The Tenth Muse : My Life in Food

Kirkus Reviews


Copyright (c) Kirkus Reviews, used with permission.

A senior editor at Knopf reflects on her long love affair with food and cooking, with friends and family--and with writing about them all. Jones has had a distinguished editing career. Early on, she urged Doubleday, her employer at the time, to publish The Diary of a Young Girl by unknown Anne Frank; at Knopf, she introduced the world to cooking mavens Julia Child, Claudia Roden and Marion Cunningham among others. Jones begins her memoir at home (her mother hated garlic), then moves gracefully forward, recounting an early trip to Paris that revealed to her the glories of cooking and eating. She soon met and married her husband of nearly 50 years, Evan Jones, who grew to share her passions. Many of the most tender moments in this most tender of narratives involve their elegant choreography in the kitchen. The author would eventually meet and befriend the world's most celebrated cooks and bakers (James Beard appears here regularly), and she soared to a spectacular career. Of course, there were problems and failures and losses: She recommended a series of cookbooks that bombed; she struggled with the sometimes cantankerous writers (including a contretemps with Marcella Hazan concerning yeast); she lost her husband in 1996 and faced for the first time in a half century a lonely kitchen--but not for long, as her vivacious grand-niece soon appeared. Jones offers some insider's detail--Beard kneaded bread with one hand; beaver tail is tough to penetrate--and appends a wonderfully eclectic list of recipes (brains with a mustard coating, anyone?), but it's regrettable that she does not always prepare her sentences as well as her sweetbreads. Clichs ("fell on deaf ears," "tough nut to crack," "crowning moment") appear with alarming regularity throughout and affect her prose in the way a single bad egg affects an otherwise fabulous omelet. Affectionate, passionate and informative, but lacks the deep reflection of the finest memoir. Copyright ©Kirkus Reviews, used with permission.

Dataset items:
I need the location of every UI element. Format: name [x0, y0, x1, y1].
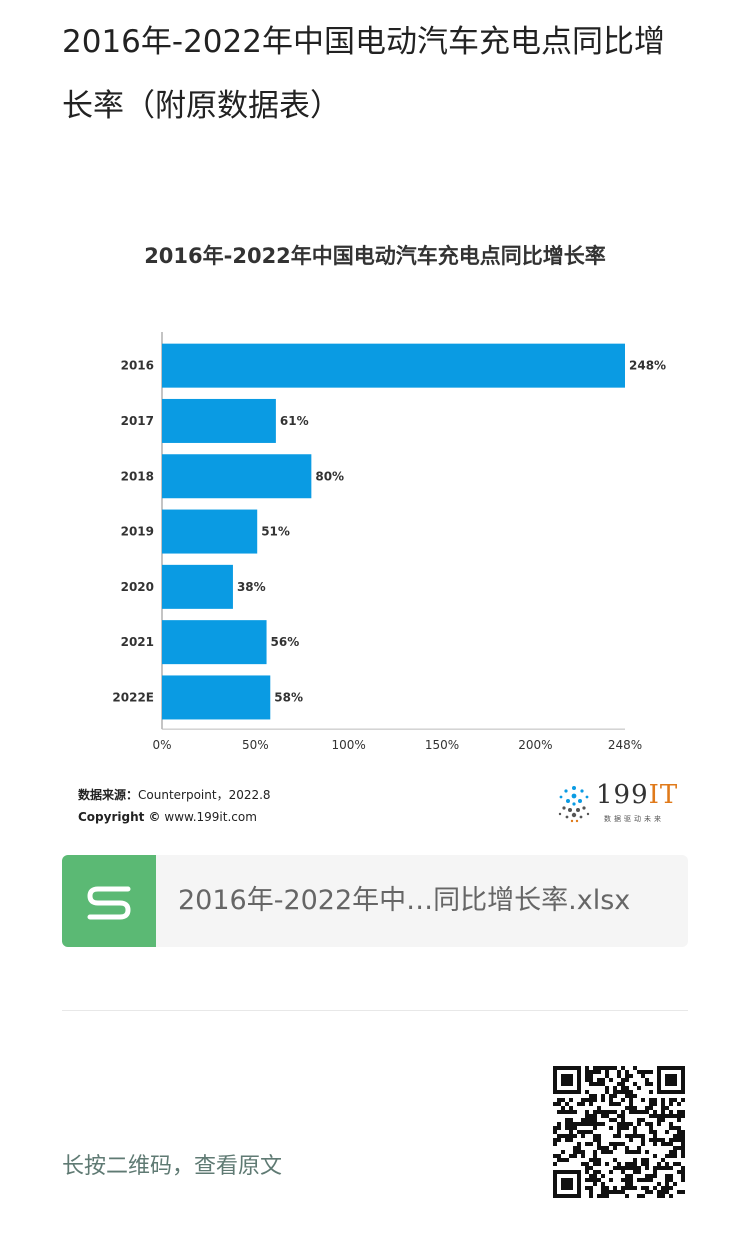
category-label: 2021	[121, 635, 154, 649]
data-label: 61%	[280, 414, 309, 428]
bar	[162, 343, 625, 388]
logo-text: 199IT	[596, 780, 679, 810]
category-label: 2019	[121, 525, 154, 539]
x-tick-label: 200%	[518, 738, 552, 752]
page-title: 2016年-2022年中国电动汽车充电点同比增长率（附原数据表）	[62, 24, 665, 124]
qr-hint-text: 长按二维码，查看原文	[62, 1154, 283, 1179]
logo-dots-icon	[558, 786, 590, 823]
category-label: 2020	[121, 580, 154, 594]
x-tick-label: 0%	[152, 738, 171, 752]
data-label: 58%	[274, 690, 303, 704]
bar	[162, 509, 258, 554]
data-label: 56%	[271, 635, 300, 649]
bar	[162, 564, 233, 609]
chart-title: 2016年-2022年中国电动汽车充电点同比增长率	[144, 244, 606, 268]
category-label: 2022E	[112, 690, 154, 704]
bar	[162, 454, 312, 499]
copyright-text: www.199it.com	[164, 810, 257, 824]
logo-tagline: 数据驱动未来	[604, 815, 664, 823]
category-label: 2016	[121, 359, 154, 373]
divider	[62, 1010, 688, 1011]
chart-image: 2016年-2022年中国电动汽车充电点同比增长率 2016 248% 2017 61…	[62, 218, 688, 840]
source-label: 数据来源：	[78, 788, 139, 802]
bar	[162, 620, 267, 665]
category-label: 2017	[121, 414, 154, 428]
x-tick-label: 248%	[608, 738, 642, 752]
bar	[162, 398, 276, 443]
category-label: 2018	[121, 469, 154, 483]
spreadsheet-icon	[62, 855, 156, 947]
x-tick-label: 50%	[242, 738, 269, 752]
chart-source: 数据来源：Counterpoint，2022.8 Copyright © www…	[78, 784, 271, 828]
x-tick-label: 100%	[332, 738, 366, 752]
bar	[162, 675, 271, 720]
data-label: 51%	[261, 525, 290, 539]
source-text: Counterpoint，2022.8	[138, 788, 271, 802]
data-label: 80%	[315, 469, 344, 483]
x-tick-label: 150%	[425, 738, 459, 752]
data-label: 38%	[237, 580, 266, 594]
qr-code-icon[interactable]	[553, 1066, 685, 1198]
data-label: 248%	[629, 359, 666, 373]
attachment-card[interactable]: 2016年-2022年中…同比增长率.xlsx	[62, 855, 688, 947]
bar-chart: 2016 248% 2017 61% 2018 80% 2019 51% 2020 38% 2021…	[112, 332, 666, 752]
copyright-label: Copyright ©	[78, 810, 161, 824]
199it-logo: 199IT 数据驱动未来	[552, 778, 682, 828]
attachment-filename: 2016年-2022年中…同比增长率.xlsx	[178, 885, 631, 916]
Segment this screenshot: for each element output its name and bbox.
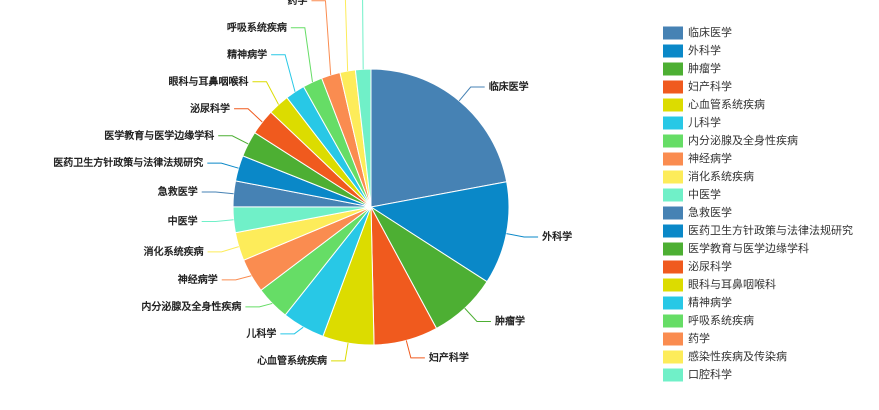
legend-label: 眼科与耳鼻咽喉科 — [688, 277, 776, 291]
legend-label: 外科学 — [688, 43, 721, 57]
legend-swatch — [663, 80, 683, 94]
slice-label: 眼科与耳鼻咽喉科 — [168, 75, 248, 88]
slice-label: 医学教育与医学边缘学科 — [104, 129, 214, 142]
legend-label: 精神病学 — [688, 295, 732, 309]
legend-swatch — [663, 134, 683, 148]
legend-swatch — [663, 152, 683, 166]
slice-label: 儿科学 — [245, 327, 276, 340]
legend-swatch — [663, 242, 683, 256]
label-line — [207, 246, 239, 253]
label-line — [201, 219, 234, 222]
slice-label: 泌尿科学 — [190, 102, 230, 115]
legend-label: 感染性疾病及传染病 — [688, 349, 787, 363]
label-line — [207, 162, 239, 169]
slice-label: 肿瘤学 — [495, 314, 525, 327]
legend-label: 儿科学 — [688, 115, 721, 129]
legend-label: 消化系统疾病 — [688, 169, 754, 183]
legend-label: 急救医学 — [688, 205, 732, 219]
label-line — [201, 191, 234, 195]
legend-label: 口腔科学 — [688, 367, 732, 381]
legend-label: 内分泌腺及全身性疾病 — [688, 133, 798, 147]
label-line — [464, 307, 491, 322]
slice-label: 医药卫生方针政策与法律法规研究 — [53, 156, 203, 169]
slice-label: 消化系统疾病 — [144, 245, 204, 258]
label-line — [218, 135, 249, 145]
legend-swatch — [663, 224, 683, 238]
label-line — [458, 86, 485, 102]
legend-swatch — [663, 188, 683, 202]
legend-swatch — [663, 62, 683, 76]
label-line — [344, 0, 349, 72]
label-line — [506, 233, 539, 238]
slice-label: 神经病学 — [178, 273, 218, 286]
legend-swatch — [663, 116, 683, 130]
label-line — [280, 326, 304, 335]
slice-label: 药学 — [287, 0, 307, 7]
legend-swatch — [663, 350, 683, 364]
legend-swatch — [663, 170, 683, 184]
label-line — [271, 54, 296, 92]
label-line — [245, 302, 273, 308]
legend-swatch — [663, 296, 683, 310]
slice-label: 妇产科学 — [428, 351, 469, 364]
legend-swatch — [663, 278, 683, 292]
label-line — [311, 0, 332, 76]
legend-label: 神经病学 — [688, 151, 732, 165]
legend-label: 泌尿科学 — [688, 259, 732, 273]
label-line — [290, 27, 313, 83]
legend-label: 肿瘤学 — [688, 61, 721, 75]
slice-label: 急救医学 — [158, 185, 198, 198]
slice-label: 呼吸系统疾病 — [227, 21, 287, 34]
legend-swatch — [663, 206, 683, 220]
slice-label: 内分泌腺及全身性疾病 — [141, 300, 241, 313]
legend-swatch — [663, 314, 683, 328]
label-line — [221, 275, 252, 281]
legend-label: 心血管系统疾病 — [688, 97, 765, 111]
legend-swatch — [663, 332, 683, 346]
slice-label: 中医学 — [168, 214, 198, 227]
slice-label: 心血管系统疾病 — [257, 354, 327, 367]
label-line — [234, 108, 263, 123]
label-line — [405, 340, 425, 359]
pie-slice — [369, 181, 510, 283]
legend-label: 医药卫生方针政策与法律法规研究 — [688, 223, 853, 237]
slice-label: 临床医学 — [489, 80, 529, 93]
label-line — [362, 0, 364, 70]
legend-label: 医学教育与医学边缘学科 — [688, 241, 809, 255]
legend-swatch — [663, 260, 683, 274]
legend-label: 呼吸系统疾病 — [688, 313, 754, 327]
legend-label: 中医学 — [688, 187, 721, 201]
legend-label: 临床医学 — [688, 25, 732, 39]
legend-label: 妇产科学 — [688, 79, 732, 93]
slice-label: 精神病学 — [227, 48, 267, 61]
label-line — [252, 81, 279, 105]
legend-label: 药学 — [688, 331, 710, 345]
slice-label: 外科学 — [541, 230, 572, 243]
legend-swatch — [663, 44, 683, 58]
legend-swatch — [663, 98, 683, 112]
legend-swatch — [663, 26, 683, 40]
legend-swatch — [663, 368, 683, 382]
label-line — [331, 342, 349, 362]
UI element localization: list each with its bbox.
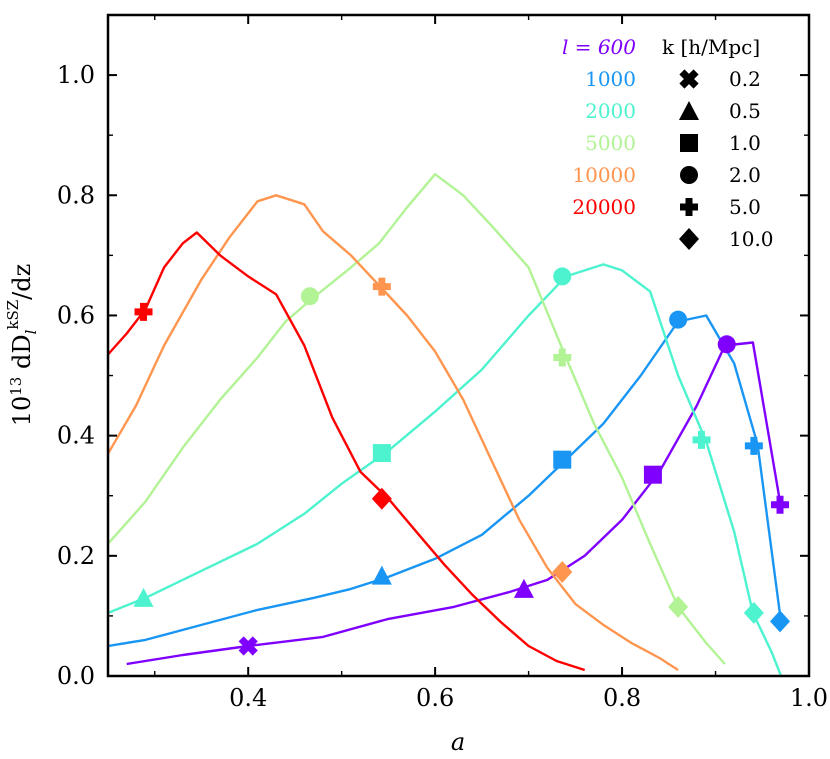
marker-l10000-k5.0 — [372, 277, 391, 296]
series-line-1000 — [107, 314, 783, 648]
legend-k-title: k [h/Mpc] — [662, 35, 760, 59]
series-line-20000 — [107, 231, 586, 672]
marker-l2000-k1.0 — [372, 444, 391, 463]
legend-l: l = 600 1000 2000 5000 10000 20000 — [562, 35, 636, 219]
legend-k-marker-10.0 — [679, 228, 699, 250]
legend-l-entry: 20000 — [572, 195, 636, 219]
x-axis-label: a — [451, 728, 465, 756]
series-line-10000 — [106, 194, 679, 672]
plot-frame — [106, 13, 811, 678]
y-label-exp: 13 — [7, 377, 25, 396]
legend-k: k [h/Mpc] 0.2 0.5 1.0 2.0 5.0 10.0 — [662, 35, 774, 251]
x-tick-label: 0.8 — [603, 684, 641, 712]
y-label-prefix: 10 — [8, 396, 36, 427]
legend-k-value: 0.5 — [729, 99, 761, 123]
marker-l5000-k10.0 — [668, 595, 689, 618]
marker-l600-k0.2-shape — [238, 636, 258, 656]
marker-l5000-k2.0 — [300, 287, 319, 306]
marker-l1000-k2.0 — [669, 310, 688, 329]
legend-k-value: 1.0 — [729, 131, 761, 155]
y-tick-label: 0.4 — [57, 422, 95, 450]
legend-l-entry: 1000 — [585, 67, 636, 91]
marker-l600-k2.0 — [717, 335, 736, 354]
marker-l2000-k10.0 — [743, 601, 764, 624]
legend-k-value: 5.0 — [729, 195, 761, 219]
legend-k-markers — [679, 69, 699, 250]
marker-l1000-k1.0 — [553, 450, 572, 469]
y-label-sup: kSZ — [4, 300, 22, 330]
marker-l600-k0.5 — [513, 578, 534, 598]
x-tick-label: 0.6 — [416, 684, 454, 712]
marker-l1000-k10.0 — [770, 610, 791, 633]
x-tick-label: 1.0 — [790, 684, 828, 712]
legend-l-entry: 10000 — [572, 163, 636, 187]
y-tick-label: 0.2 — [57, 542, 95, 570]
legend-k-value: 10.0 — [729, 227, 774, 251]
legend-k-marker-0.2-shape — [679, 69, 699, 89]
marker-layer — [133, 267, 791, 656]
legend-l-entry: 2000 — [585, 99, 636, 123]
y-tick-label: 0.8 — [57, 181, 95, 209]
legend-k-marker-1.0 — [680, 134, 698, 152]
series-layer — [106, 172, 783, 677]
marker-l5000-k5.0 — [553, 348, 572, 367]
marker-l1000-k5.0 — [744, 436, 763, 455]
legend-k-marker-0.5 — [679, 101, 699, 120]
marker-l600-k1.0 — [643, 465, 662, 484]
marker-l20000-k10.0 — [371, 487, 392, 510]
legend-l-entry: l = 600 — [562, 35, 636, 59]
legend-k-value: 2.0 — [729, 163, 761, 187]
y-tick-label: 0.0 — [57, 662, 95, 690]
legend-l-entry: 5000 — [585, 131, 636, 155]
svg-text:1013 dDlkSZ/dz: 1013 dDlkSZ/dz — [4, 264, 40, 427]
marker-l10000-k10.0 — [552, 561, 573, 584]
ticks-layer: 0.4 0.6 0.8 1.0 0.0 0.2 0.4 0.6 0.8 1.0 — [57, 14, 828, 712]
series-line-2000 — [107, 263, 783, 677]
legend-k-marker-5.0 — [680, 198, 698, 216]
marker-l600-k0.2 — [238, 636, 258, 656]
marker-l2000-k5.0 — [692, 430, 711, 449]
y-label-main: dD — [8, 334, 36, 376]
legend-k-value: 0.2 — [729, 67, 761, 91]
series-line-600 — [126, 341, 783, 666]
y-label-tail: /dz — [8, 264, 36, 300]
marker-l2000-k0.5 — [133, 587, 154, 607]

Brief A | In the Kirkus review, which book did Jones urge Doubleday to publish?
Brief B | Render this sentence from the Kirkus review in Spanish: "She soon met and married her husband of nearly 50 years, Evan Jones, who grew to share her passions."
Rely only on the Kirkus review for what follows.

Correct answer A | The Diary of a Young Girl by Anne Frank.

Correct answer B | Pronto conoció y se casó con Evan Jones, su esposo durante casi 50 años, quien llegó a compartir sus pasiones.